»»

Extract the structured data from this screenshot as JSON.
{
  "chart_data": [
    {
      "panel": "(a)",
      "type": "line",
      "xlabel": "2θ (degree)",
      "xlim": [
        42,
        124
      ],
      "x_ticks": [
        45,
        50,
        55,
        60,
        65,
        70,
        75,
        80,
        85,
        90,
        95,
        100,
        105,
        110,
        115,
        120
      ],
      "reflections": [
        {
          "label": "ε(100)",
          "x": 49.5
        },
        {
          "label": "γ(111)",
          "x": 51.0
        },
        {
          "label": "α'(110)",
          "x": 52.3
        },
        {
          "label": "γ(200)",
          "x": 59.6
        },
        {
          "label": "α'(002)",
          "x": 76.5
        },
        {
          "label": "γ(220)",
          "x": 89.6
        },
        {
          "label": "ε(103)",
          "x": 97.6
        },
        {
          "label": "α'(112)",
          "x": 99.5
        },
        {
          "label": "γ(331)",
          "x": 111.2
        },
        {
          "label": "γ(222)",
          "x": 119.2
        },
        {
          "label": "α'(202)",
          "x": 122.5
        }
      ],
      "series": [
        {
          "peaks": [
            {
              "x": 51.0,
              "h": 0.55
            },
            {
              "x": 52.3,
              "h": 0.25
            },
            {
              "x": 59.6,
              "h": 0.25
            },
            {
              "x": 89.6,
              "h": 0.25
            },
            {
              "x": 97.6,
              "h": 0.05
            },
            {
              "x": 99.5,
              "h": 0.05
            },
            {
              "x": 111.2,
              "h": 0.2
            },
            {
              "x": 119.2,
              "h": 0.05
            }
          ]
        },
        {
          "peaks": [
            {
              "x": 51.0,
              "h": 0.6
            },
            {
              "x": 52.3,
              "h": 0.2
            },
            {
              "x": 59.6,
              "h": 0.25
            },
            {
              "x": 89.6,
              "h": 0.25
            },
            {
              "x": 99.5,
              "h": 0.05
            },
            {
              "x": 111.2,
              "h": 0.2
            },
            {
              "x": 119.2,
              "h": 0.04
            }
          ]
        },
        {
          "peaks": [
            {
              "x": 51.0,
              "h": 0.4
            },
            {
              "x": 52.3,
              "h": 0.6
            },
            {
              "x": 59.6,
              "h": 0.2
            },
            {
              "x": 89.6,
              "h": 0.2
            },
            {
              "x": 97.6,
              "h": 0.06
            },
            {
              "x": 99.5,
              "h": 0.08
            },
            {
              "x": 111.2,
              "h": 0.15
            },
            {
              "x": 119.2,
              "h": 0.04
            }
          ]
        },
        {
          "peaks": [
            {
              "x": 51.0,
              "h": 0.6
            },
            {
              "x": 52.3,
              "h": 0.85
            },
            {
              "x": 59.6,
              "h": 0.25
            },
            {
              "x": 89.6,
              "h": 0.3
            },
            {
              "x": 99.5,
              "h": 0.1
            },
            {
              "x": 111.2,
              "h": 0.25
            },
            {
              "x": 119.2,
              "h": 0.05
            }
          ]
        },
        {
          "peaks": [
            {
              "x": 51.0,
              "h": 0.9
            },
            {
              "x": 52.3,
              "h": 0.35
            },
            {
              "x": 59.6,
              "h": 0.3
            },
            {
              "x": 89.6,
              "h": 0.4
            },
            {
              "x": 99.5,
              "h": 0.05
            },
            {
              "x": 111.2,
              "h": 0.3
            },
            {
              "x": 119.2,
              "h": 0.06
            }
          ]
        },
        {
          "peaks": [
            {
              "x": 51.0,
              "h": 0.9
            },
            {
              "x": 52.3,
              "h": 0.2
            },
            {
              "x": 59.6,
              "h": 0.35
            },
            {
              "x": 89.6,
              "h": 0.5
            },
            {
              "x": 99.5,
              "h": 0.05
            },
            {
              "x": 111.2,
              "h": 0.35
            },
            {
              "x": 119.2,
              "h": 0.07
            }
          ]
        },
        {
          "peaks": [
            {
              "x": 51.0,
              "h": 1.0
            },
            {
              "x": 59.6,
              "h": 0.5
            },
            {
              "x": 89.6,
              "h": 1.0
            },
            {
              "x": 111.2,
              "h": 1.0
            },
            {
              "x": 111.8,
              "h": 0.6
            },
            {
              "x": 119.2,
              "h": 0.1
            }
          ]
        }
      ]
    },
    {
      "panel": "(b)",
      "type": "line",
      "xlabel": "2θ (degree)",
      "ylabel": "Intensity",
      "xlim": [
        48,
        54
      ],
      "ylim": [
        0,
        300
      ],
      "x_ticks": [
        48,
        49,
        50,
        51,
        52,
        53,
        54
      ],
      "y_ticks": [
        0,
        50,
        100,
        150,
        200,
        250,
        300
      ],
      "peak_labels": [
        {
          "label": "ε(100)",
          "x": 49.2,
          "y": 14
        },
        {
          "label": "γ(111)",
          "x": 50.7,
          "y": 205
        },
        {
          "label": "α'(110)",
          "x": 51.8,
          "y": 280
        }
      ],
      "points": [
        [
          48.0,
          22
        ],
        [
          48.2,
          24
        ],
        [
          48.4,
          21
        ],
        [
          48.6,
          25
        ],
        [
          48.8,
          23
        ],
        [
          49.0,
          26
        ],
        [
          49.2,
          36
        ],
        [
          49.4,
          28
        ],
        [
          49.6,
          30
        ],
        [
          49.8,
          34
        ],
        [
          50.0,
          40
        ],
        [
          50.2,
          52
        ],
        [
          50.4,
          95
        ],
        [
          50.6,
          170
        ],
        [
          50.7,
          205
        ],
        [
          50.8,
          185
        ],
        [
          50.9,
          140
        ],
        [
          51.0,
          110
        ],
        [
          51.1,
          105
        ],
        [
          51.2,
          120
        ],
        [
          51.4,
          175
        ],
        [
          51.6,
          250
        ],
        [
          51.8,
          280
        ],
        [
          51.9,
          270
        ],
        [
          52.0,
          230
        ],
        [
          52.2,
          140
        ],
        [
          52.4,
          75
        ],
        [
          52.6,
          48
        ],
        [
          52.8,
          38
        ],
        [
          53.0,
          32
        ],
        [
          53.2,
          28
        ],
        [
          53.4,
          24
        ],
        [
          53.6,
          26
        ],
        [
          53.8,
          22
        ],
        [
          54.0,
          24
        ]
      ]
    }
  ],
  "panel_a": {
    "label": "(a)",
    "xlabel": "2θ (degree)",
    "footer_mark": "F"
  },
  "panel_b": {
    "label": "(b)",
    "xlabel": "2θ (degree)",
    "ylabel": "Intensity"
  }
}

««

◆ **Task brief**
Go through the listing and copy all of it exactly.

◆ **Answer to this problem**
Extract the structured data from this screenshot as JSON.
{
  "chart_data": [
    {
      "panel": "(a)",
      "type": "line",
      "xlabel": "2θ (degree)",
      "xlim": [
        42,
        124
      ],
      "x_ticks": [
        45,
        50,
        55,
        60,
        65,
        70,
        75,
        80,
        85,
        90,
        95,
        100,
        105,
        110,
        115,
        120
      ],
      "reflections": [
        {
          "label": "ε(100)",
          "x": 49.5
        },
        {
          "label": "γ(111)",
          "x": 51.0
        },
        {
          "label": "α'(110)",
          "x": 52.3
        },
        {
          "label": "γ(200)",
          "x": 59.6
        },
        {
          "label": "α'(002)",
          "x": 76.5
        },
        {
          "label": "γ(220)",
          "x": 89.6
        },
        {
          "label": "ε(103)",
          "x": 97.6
        },
        {
          "label": "α'(112)",
          "x": 99.5
        },
        {
          "label": "γ(331)",
          "x": 111.2
        },
        {
          "label": "γ(222)",
          "x": 119.2
        },
        {
          "label": "α'(202)",
          "x": 122.5
        }
      ],
      "series": [
        {
          "peaks": [
            {
              "x": 51.0,
              "h": 0.55
            },
            {
              "x": 52.3,
              "h": 0.25
            },
            {
              "x": 59.6,
              "h": 0.25
            },
            {
              "x": 89.6,
              "h": 0.25
            },
            {
              "x": 97.6,
              "h": 0.05
            },
            {
              "x": 99.5,
              "h": 0.05
            },
            {
              "x": 111.2,
              "h": 0.2
            },
            {
              "x": 119.2,
              "h": 0.05
            }
          ]
        },
        {
          "peaks": [
            {
              "x": 51.0,
              "h": 0.6
            },
            {
              "x": 52.3,
              "h": 0.2
            },
            {
              "x": 59.6,
              "h": 0.25
            },
            {
              "x": 89.6,
              "h": 0.25
            },
            {
              "x": 99.5,
              "h": 0.05
            },
            {
              "x": 111.2,
              "h": 0.2
            },
            {
              "x": 119.2,
              "h": 0.04
            }
          ]
        },
        {
          "peaks": [
            {
              "x": 51.0,
              "h": 0.4
            },
            {
              "x": 52.3,
              "h": 0.6
            },
            {
              "x": 59.6,
              "h": 0.2
            },
            {
              "x": 89.6,
              "h": 0.2
            },
            {
              "x": 97.6,
              "h": 0.06
            },
            {
              "x": 99.5,
              "h": 0.08
            },
            {
              "x": 111.2,
              "h": 0.15
            },
            {
              "x": 119.2,
              "h": 0.04
            }
          ]
        },
        {
          "peaks": [
            {
              "x": 51.0,
              "h": 0.6
            },
            {
              "x": 52.3,
              "h": 0.85
            },
            {
              "x": 59.6,
              "h": 0.25
            },
            {
              "x": 89.6,
              "h": 0.3
            },
            {
              "x": 99.5,
              "h": 0.1
            },
            {
              "x": 111.2,
              "h": 0.25
            },
            {
              "x": 119.2,
              "h": 0.05
            }
          ]
        },
        {
          "peaks": [
            {
              "x": 51.0,
              "h": 0.9
            },
            {
              "x": 52.3,
              "h": 0.35
            },
            {
              "x": 59.6,
              "h": 0.3
            },
            {
              "x": 89.6,
              "h": 0.4
            },
            {
              "x": 99.5,
              "h": 0.05
            },
            {
              "x": 111.2,
              "h": 0.3
            },
            {
              "x": 119.2,
              "h": 0.06
            }
          ]
        },
        {
          "peaks": [
            {
              "x": 51.0,
              "h": 0.9
            },
            {
              "x": 52.3,
              "h": 0.2
            },
            {
              "x": 59.6,
              "h": 0.35
            },
            {
              "x": 89.6,
              "h": 0.5
            },
            {
              "x": 99.5,
              "h": 0.05
            },
            {
              "x": 111.2,
              "h": 0.35
            },
            {
              "x": 119.2,
              "h": 0.07
            }
          ]
        },
        {
          "peaks": [
            {
              "x": 51.0,
              "h": 1.0
            },
            {
              "x": 59.6,
              "h": 0.5
            },
            {
              "x": 89.6,
              "h": 1.0
            },
            {
              "x": 111.2,
              "h": 1.0
            },
            {
              "x": 111.8,
              "h": 0.6
            },
            {
              "x": 119.2,
              "h": 0.1
            }
          ]
        }
      ]
    },
    {
      "panel": "(b)",
      "type": "line",
      "xlabel": "2θ (degree)",
      "ylabel": "Intensity",
      "xlim": [
        48,
        54
      ],
      "ylim": [
        0,
        300
      ],
      "x_ticks": [
        48,
        49,
        50,
        51,
        52,
        53,
        54
      ],
      "y_ticks": [
        0,
        50,
        100,
        150,
        200,
        250,
        300
      ],
      "peak_labels": [
        {
          "label": "ε(100)",
          "x": 49.2,
          "y": 14
        },
        {
          "label": "γ(111)",
          "x": 50.7,
          "y": 205
        },
        {
          "label": "α'(110)",
          "x": 51.8,
          "y": 280
        }
      ],
      "points": [
        [
          48.0,
          22
        ],
        [
          48.2,
          24
        ],
        [
          48.4,
          21
        ],
        [
          48.6,
          25
        ],
        [
          48.8,
          23
        ],
        [
          49.0,
          26
        ],
        [
          49.2,
          36
        ],
        [
          49.4,
          28
        ],
        [
          49.6,
          30
        ],
        [
          49.8,
          34
        ],
        [
          50.0,
          40
        ],
        [
          50.2,
          52
        ],
        [
          50.4,
          95
        ],
        [
          50.6,
          170
        ],
        [
          50.7,
          205
        ],
        [
          50.8,
          185
        ],
        [
          50.9,
          140
        ],
        [
          51.0,
          110
        ],
        [
          51.1,
          105
        ],
        [
          51.2,
          120
        ],
        [
          51.4,
          175
        ],
        [
          51.6,
          250
        ],
        [
          51.8,
          280
        ],
        [
          51.9,
          270
        ],
        [
          52.0,
          230
        ],
        [
          52.2,
          140
        ],
        [
          52.4,
          75
        ],
        [
          52.6,
          48
        ],
        [
          52.8,
          38
        ],
        [
          53.0,
          32
        ],
        [
          53.2,
          28
        ],
        [
          53.4,
          24
        ],
        [
          53.6,
          26
        ],
        [
          53.8,
          22
        ],
        [
          54.0,
          24
        ]
      ]
    }
  ],
  "panel_a": {
    "label": "(a)",
    "xlabel": "2θ (degree)",
    "footer_mark": "F"
  },
  "panel_b": {
    "label": "(b)",
    "xlabel": "2θ (degree)",
    "ylabel": "Intensity"
  }
}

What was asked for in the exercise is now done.